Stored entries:

[start]

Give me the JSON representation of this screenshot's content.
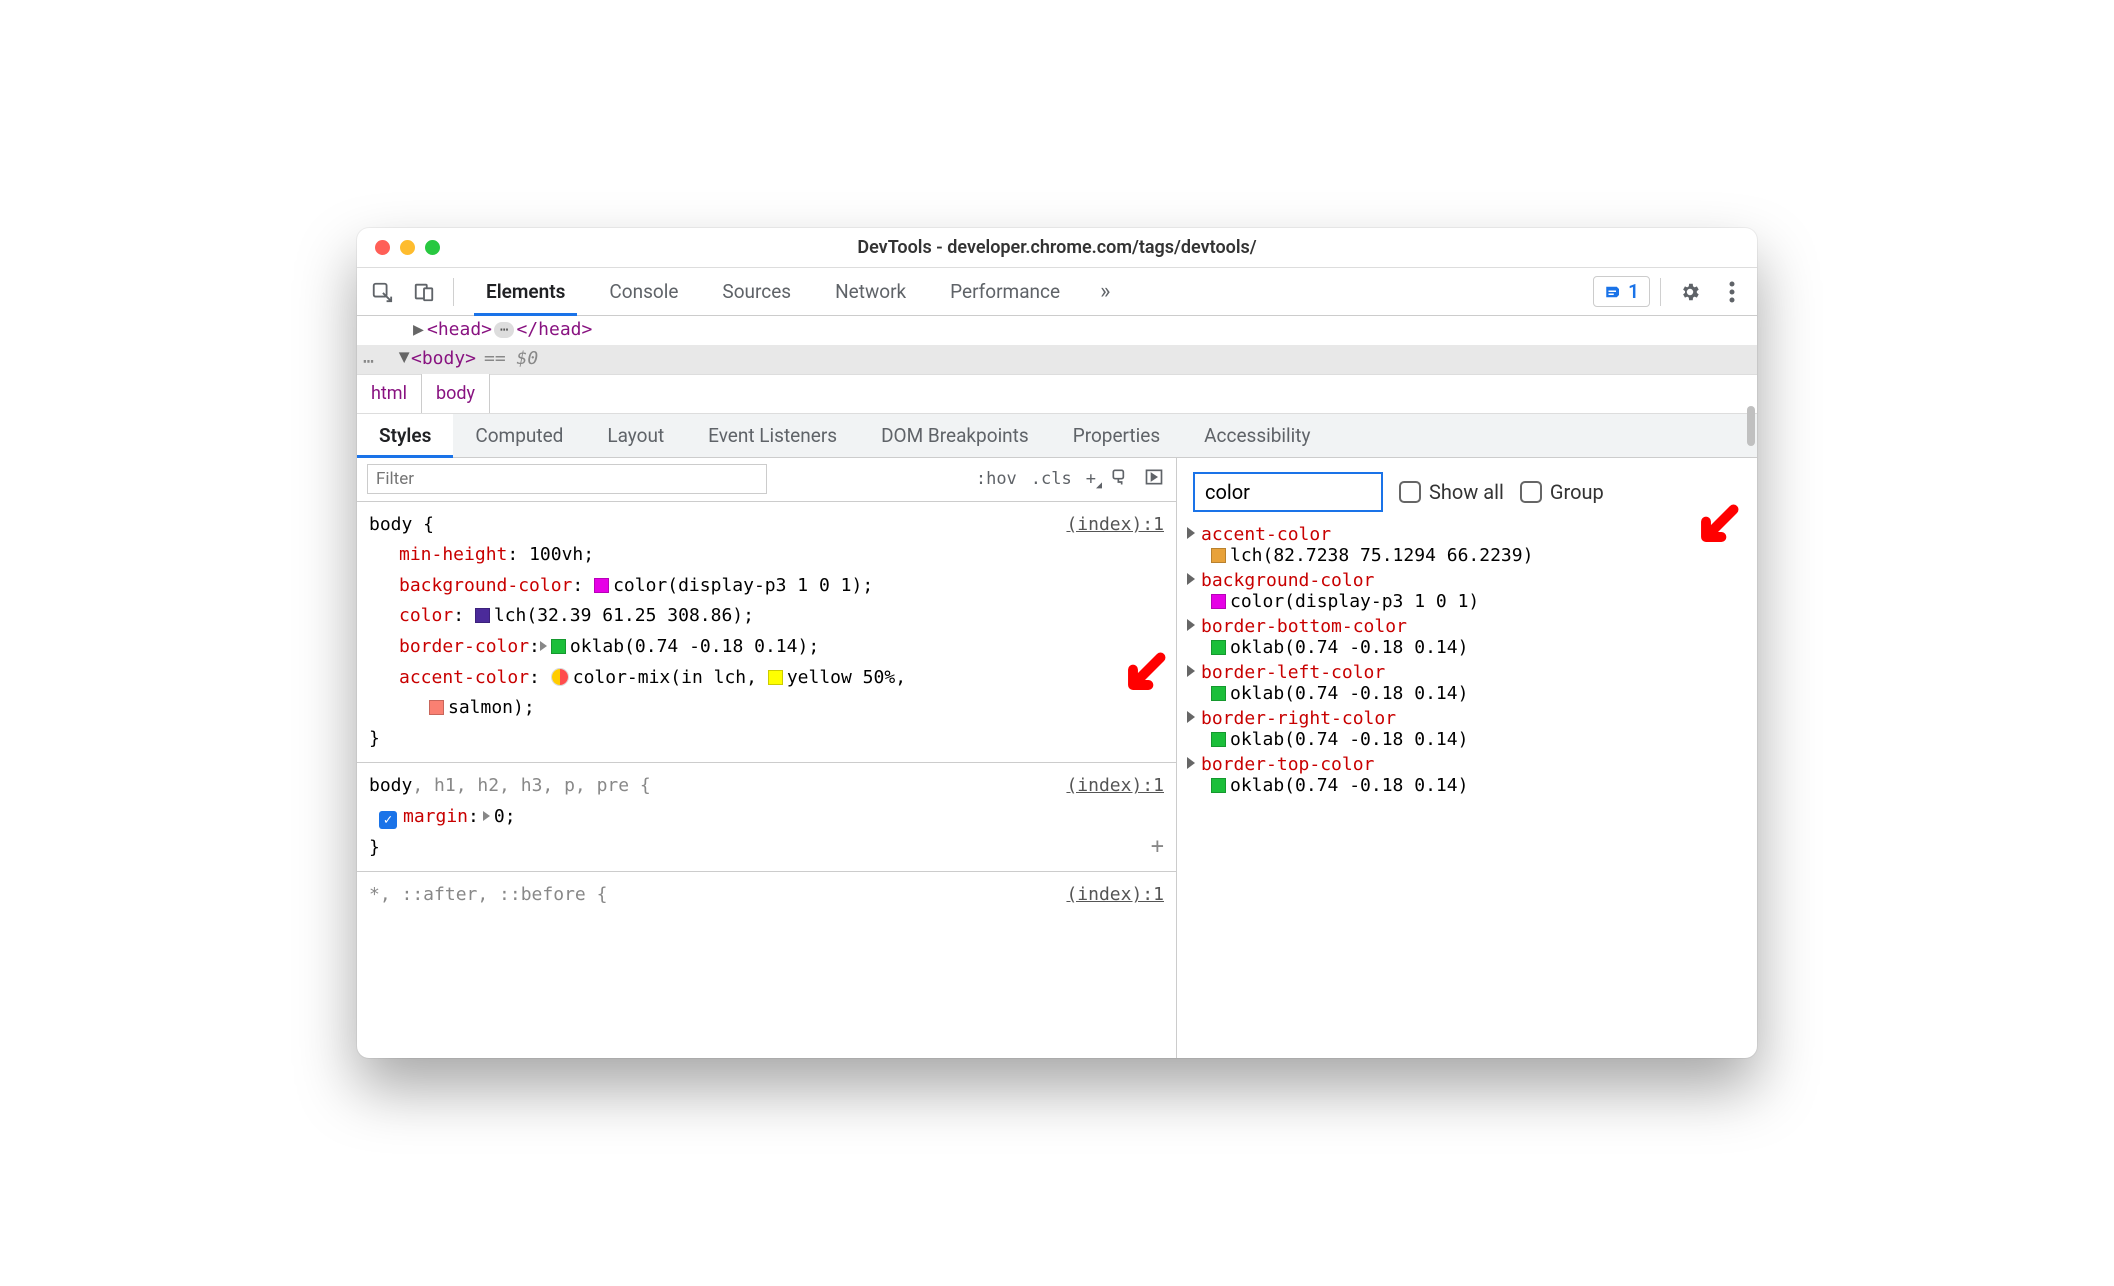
{
  "window": {
    "title": "DevTools - developer.chrome.com/tags/devtools/"
  },
  "mainTabs": [
    "Elements",
    "Console",
    "Sources",
    "Network",
    "Performance"
  ],
  "mainTabsActive": "Elements",
  "issueCount": "1",
  "dom": {
    "head_open": "<head>",
    "head_close": "</head>",
    "body_open": "<body>",
    "eq": "== $0"
  },
  "breadcrumbs": [
    "html",
    "body"
  ],
  "breadcrumbsActive": "body",
  "subTabs": [
    "Styles",
    "Computed",
    "Layout",
    "Event Listeners",
    "DOM Breakpoints",
    "Properties",
    "Accessibility"
  ],
  "subTabsActive": "Styles",
  "stylesToolbar": {
    "filterPlaceholder": "Filter",
    "hov": ":hov",
    "cls": ".cls",
    "plus": "+"
  },
  "rule1": {
    "selector": "body {",
    "source": "(index):1",
    "close": "}",
    "d1_prop": "min-height",
    "d1_val": "100vh",
    "d2_prop": "background-color",
    "d2_val": "color(display-p3 1 0 1)",
    "d2_swatch": "#e600e6",
    "d3_prop": "color",
    "d3_val": "lch(32.39 61.25 308.86)",
    "d3_swatch": "#4b2a9a",
    "d4_prop": "border-color",
    "d4_val": "oklab(0.74 -0.18 0.14)",
    "d4_swatch": "#1bbf3a",
    "d5_prop": "accent-color",
    "d5_valA": "color-mix(in lch, ",
    "d5_yellow": "yellow",
    "d5_valB": " 50%,",
    "d5_salmon": "salmon",
    "d5_valC": ");",
    "d5_swatchYellow": "#ffff00",
    "d5_swatchSalmon": "#fa8072",
    "d5_mixL": "#ffcc00",
    "d5_mixR": "#ff4d4d"
  },
  "rule2": {
    "selector_main": "body",
    "selector_rest": ", h1, h2, h3, p, pre {",
    "source": "(index):1",
    "close": "}",
    "d1_prop": "margin",
    "d1_val": "0"
  },
  "rule3": {
    "selector": "*, ::after, ::before {",
    "source": "(index):1"
  },
  "computed": {
    "filterValue": "color",
    "showAll": "Show all",
    "group": "Group",
    "items": [
      {
        "prop": "accent-color",
        "swatch": "#e8a23a",
        "val": "lch(82.7238 75.1294 66.2239)"
      },
      {
        "prop": "background-color",
        "swatch": "#e600e6",
        "val": "color(display-p3 1 0 1)"
      },
      {
        "prop": "border-bottom-color",
        "swatch": "#1bbf3a",
        "val": "oklab(0.74 -0.18 0.14)"
      },
      {
        "prop": "border-left-color",
        "swatch": "#1bbf3a",
        "val": "oklab(0.74 -0.18 0.14)"
      },
      {
        "prop": "border-right-color",
        "swatch": "#1bbf3a",
        "val": "oklab(0.74 -0.18 0.14)"
      },
      {
        "prop": "border-top-color",
        "swatch": "#1bbf3a",
        "val": "oklab(0.74 -0.18 0.14)"
      }
    ]
  }
}
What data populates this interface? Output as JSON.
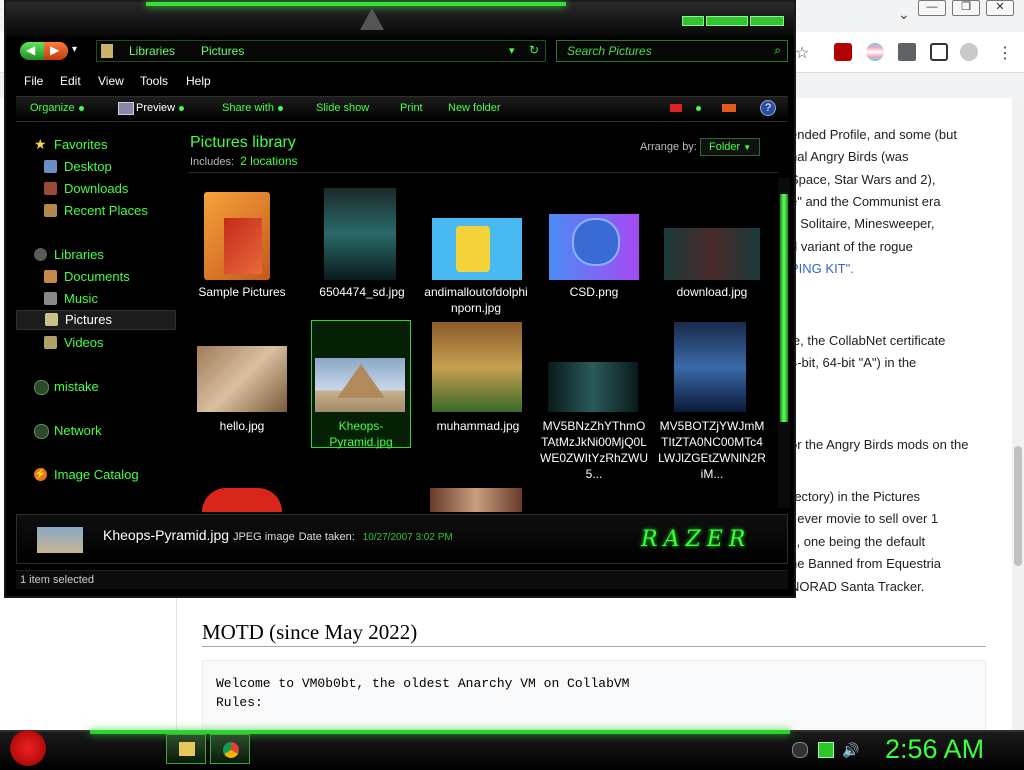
{
  "browser": {
    "window_buttons": [
      "—",
      "❐",
      "✕"
    ],
    "wiki_lines": [
      {
        "text": "ended Profile, and some (but",
        "link": false
      },
      {
        "text": "nal Angry Birds (was",
        "link": false
      },
      {
        "text": "Space, Star Wars and 2),",
        "link": false
      },
      {
        "text": "e\" and the Communist era",
        "link": false
      },
      {
        "text": "s Solitaire, Minesweeper,",
        "link": false
      },
      {
        "text": "d variant of the rogue",
        "link": false
      },
      {
        "text": "PING KIT\".",
        "link": true
      },
      {
        "text": "le, the CollabNet certificate",
        "link": false
      },
      {
        "text": "4-bit, 64-bit \"A\") in the",
        "link": false
      },
      {
        "text": "or the Angry Birds mods on the",
        "link": false
      },
      {
        "text": "rectory) in the Pictures",
        "link": false
      },
      {
        "text": "t ever movie to sell over 1",
        "link": false
      },
      {
        "text": "s, one being the default",
        "link": false
      },
      {
        "text": "he Banned from Equestria",
        "link": false
      },
      {
        "text": "NORAD Santa Tracker.",
        "link": false
      }
    ],
    "motd_heading": "MOTD (since May 2022)",
    "motd_lines": [
      "Welcome to VM0b0bt, the oldest Anarchy VM on CollabVM",
      "Rules:"
    ]
  },
  "explorer": {
    "address": [
      "Libraries",
      "Pictures"
    ],
    "search_placeholder": "Search Pictures",
    "menu": [
      "File",
      "Edit",
      "View",
      "Tools",
      "Help"
    ],
    "commands": [
      "Organize",
      "Preview",
      "Share with",
      "Slide show",
      "Print",
      "New folder"
    ],
    "nav": {
      "favorites": "Favorites",
      "favorites_items": [
        "Desktop",
        "Downloads",
        "Recent Places"
      ],
      "libraries": "Libraries",
      "libraries_items": [
        "Documents",
        "Music",
        "Pictures",
        "Videos"
      ],
      "selected": "Pictures",
      "other": [
        "mistake",
        "Network",
        "Image Catalog"
      ]
    },
    "library": {
      "title": "Pictures library",
      "includes_label": "Includes:",
      "includes_link": "2 locations",
      "arrange_label": "Arrange by:",
      "arrange_value": "Folder"
    },
    "files": [
      {
        "name": "Sample Pictures",
        "kind": "folder"
      },
      {
        "name": "6504474_sd.jpg",
        "kind": "image"
      },
      {
        "name": "andimalloutofdolphinporn.jpg",
        "kind": "image"
      },
      {
        "name": "CSD.png",
        "kind": "image"
      },
      {
        "name": "download.jpg",
        "kind": "image"
      },
      {
        "name": "hello.jpg",
        "kind": "image"
      },
      {
        "name": "Kheops-Pyramid.jpg",
        "kind": "image",
        "selected": true
      },
      {
        "name": "muhammad.jpg",
        "kind": "image"
      },
      {
        "name": "MV5BNzZhYThmOTAtMzJkNi00MjQ0LWE0ZWItYzRhZWU5...",
        "kind": "image"
      },
      {
        "name": "MV5BOTZjYWJmMTItZTA0NC00MTc4LWJlZGEtZWNlN2RiM...",
        "kind": "image"
      }
    ],
    "details": {
      "name": "Kheops-Pyramid.jpg",
      "type": "JPEG image",
      "date_label": "Date taken:",
      "date_value": "10/27/2007 3:02 PM",
      "brand": "RAZER"
    },
    "status": "1 item selected"
  },
  "taskbar": {
    "clock": "2:56 AM"
  }
}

[end]

> _Exercise directions_
Copy every line of the records above that holds the word "name".

> _The solution_
        "name": "Sample Pictures",
        "name": "6504474_sd.jpg",
        "name": "andimalloutofdolphinporn.jpg",
        "name": "CSD.png",
        "name": "download.jpg",
        "name": "hello.jpg",
        "name": "Kheops-Pyramid.jpg",
        "name": "muhammad.jpg",
        "name": "MV5BNzZhYThmOTAtMzJkNi00MjQ0LWE0ZWItYzRhZWU5...",
        "name": "MV5BOTZjYWJmMTItZTA0NC00MTc4LWJlZGEtZWNlN2RiM...",
      "name": "Kheops-Pyramid.jpg",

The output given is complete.